• **Task brief**
Using the records below, locate all lines containing "content" and return them.

• **Input data**
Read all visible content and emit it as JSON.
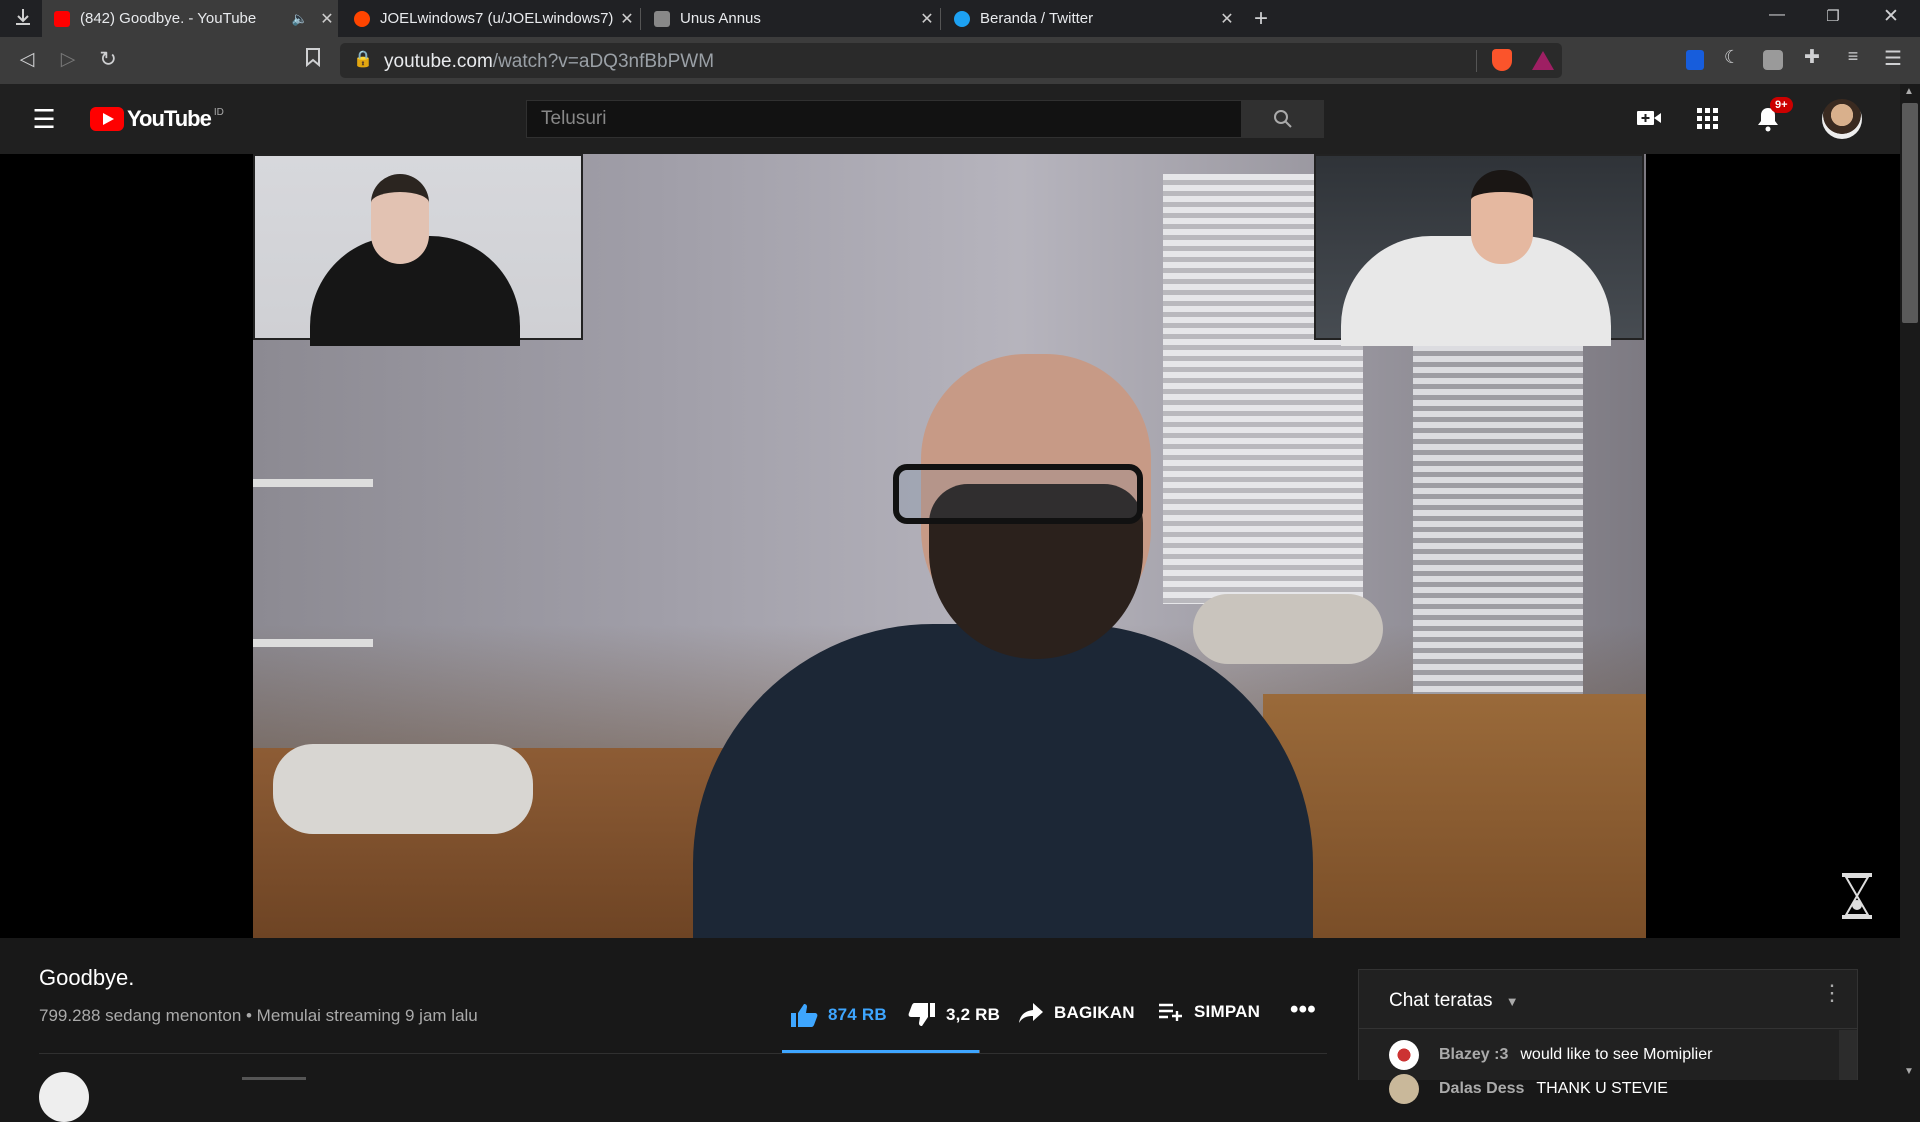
{
  "browser": {
    "tabs": [
      {
        "title": "(842) Goodbye. - YouTube",
        "favicon": "youtube-icon",
        "active": true
      },
      {
        "title": "JOELwindows7 (u/JOELwindows7) -",
        "favicon": "reddit-icon",
        "active": false
      },
      {
        "title": "Unus Annus",
        "favicon": "page-icon",
        "active": false
      },
      {
        "title": "Beranda / Twitter",
        "favicon": "twitter-icon",
        "active": false
      }
    ],
    "url_host": "youtube.com",
    "url_path": "/watch?v=aDQ3nfBbPWM"
  },
  "header": {
    "logo_text": "YouTube",
    "region": "ID",
    "search_placeholder": "Telusuri",
    "notification_count": "9+"
  },
  "video": {
    "title": "Goodbye.",
    "meta": "799.288 sedang menonton • Memulai streaming 9 jam lalu",
    "likes": "874 RB",
    "dislikes": "3,2 RB",
    "share_label": "BAGIKAN",
    "save_label": "SIMPAN",
    "like_ratio": 0.996
  },
  "chat": {
    "title": "Chat teratas",
    "messages": [
      {
        "author": "Blazey :3",
        "text": "would like to see Momiplier"
      },
      {
        "author": "Dalas Dess",
        "text": "THANK U STEVIE"
      }
    ]
  },
  "colors": {
    "youtube_red": "#ff0000",
    "like_blue": "#3ea6ff",
    "badge_red": "#cc0000"
  }
}
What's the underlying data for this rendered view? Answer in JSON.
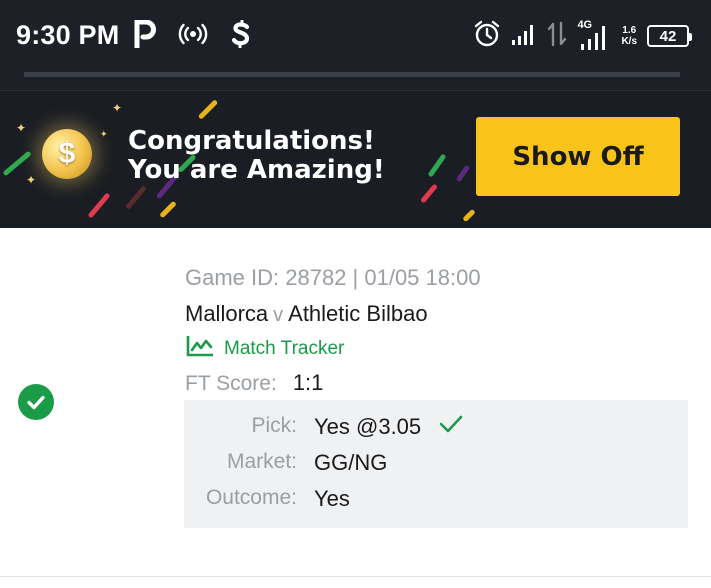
{
  "status_bar": {
    "time": "9:30 PM",
    "left_icons": [
      "parking-p-icon",
      "hotspot-broadcast-icon",
      "dollar-app-icon"
    ],
    "right_icons": [
      "alarm-icon",
      "signal-bars-icon",
      "data-arrows-icon",
      "signal-4g-icon"
    ],
    "network_type": "4G",
    "net_speed_value": "1.6",
    "net_speed_unit": "K/s",
    "battery": "42"
  },
  "banner": {
    "line1": "Congratulations!",
    "line2": "You are Amazing!",
    "button_label": "Show Off",
    "coin_symbol": "$",
    "colors": {
      "background": "#1a1d23",
      "button": "#f9c41a",
      "stripe_green": "#2fa84f",
      "stripe_red": "#e03a4e",
      "stripe_yellow": "#e8b21a",
      "stripe_purple": "#5b2a80"
    }
  },
  "bet": {
    "status_icon": "check-circle-icon",
    "game_id": "Game ID: 28782 | 01/05 18:00",
    "home_team": "Mallorca",
    "vs": "v",
    "away_team": "Athletic Bilbao",
    "tracker_label": "Match Tracker",
    "ft_label": "FT Score:",
    "ft_value": "1:1",
    "details": [
      {
        "label": "Pick:",
        "value": "Yes @3.05",
        "won": true
      },
      {
        "label": "Market:",
        "value": "GG/NG"
      },
      {
        "label": "Outcome:",
        "value": "Yes"
      }
    ],
    "colors": {
      "win_green": "#1a9b47",
      "muted_text": "#9a9ea5",
      "details_bg": "#f0f1f3"
    }
  }
}
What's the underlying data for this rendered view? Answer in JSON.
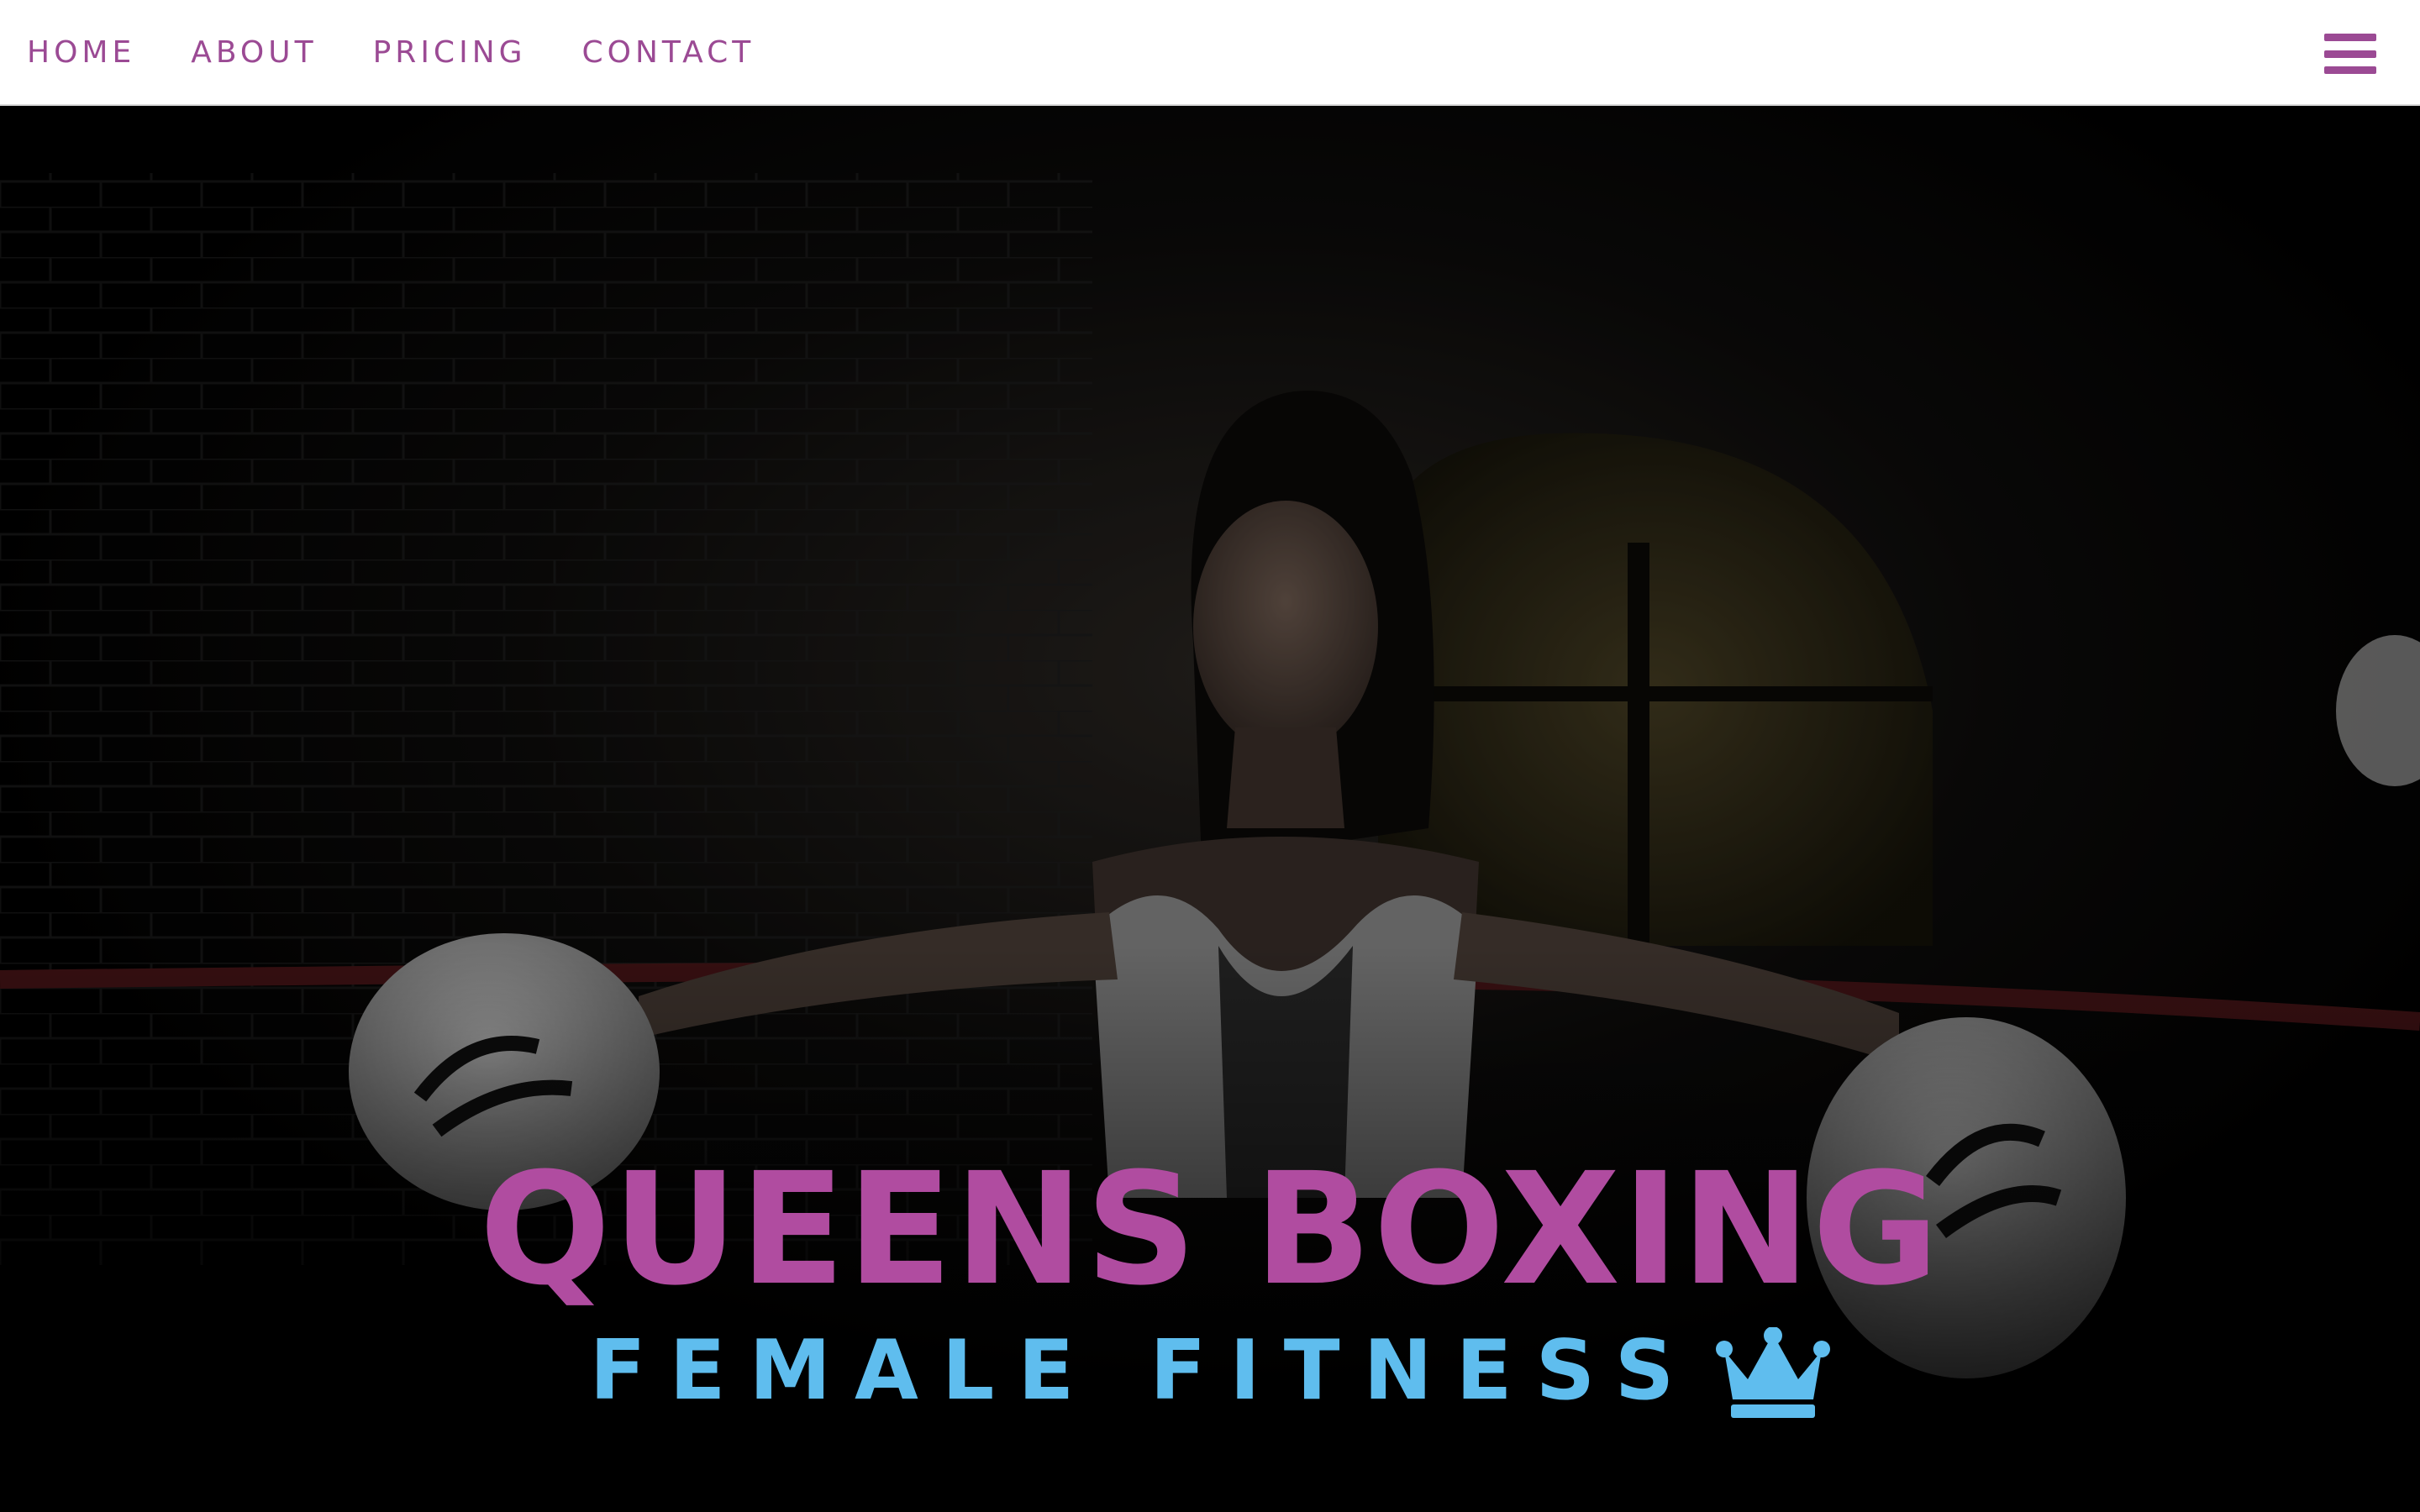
{
  "nav": {
    "items": [
      {
        "label": "HOME"
      },
      {
        "label": "ABOUT"
      },
      {
        "label": "PRICING"
      },
      {
        "label": "CONTACT"
      }
    ],
    "menu_icon": "hamburger-menu-icon"
  },
  "hero": {
    "title": "QUEENS BOXING",
    "subtitle": "FEMALE FITNESS",
    "subtitle_icon": "crown-icon",
    "background": "photo of a female boxer with white gloves leaning on ring ropes"
  },
  "colors": {
    "nav_bg": "#ffffff",
    "nav_text": "#9b4a94",
    "title": "#b04ca0",
    "subtitle": "#5fbdee",
    "hero_bg": "#000000"
  }
}
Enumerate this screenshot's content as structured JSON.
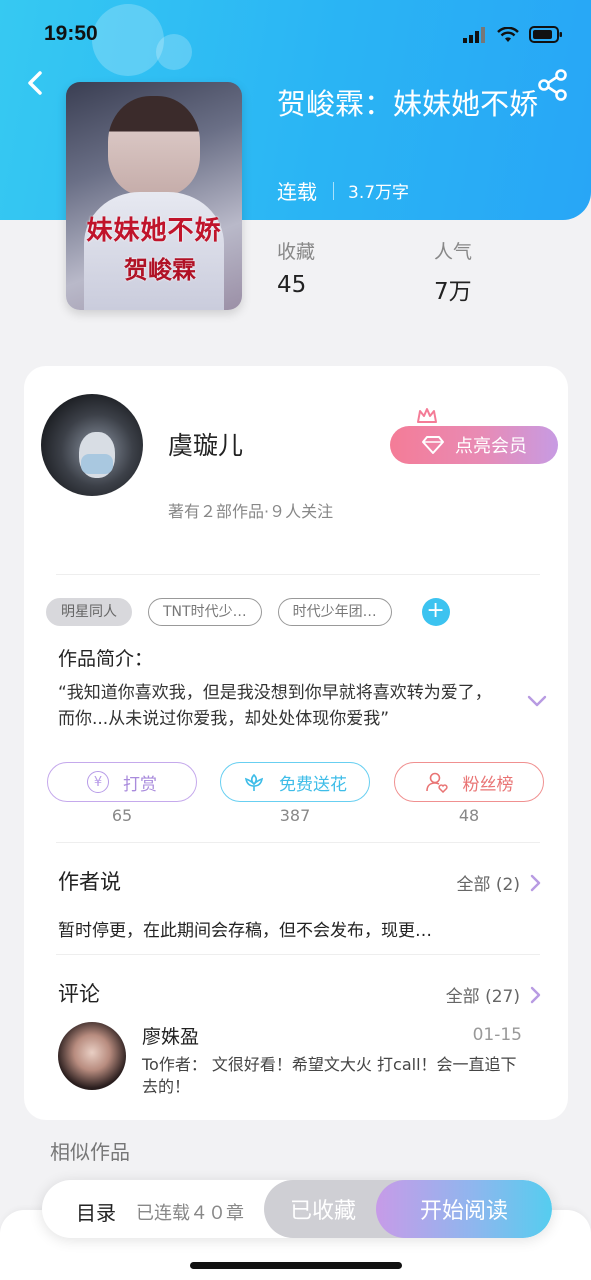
{
  "status_bar": {
    "time": "19:50"
  },
  "book": {
    "cover_title": "妹妹她不娇",
    "cover_author": "贺峻霖",
    "title": "贺峻霖：妹妹她不娇",
    "status": "连载",
    "word_count": "3.7万字",
    "stats": [
      {
        "label": "收藏",
        "value": "45"
      },
      {
        "label": "人气",
        "value": "7万"
      }
    ]
  },
  "author": {
    "name": "虞璇儿",
    "stats": "著有２部作品·９人关注",
    "vip_button": "点亮会员"
  },
  "tags": [
    "明星同人",
    "TNT时代少…",
    "时代少年团…"
  ],
  "tag_add": "+",
  "intro": {
    "label": "作品简介：",
    "text": "“我知道你喜欢我，但是我没想到你早就将喜欢转为爱了，而你...从未说过你爱我，却处处体现你爱我”"
  },
  "actions": [
    {
      "label": "打赏",
      "count": "65",
      "icon": "yen-icon",
      "color": "#b79be8"
    },
    {
      "label": "免费送花",
      "count": "387",
      "icon": "flower-icon",
      "color": "#4cc6ef"
    },
    {
      "label": "粉丝榜",
      "count": "48",
      "icon": "fans-icon",
      "color": "#ee7f7f"
    }
  ],
  "author_says": {
    "title": "作者说",
    "all_label": "全部 (2)",
    "text": "暂时停更，在此期间会存稿，但不会发布，现更…"
  },
  "comments": {
    "title": "评论",
    "all_label": "全部 (27)",
    "items": [
      {
        "user": "廖姝盈",
        "date": "01-15",
        "text": "To作者： 文很好看！希望文大火 打call！会一直追下去的！"
      }
    ]
  },
  "similar_label": "相似作品",
  "bottom_bar": {
    "toc": "目录",
    "chapters": "已连载４０章",
    "collected": "已收藏",
    "read": "开始阅读"
  },
  "colors": {
    "header_start": "#36c9f2",
    "header_end": "#28a6f6",
    "accent_purple": "#c79be3",
    "accent_pink": "#f47c97"
  }
}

• **Output of the exercise**
Read all visible content and emit it as JSON.
Enumerate this screenshot's content as structured JSON.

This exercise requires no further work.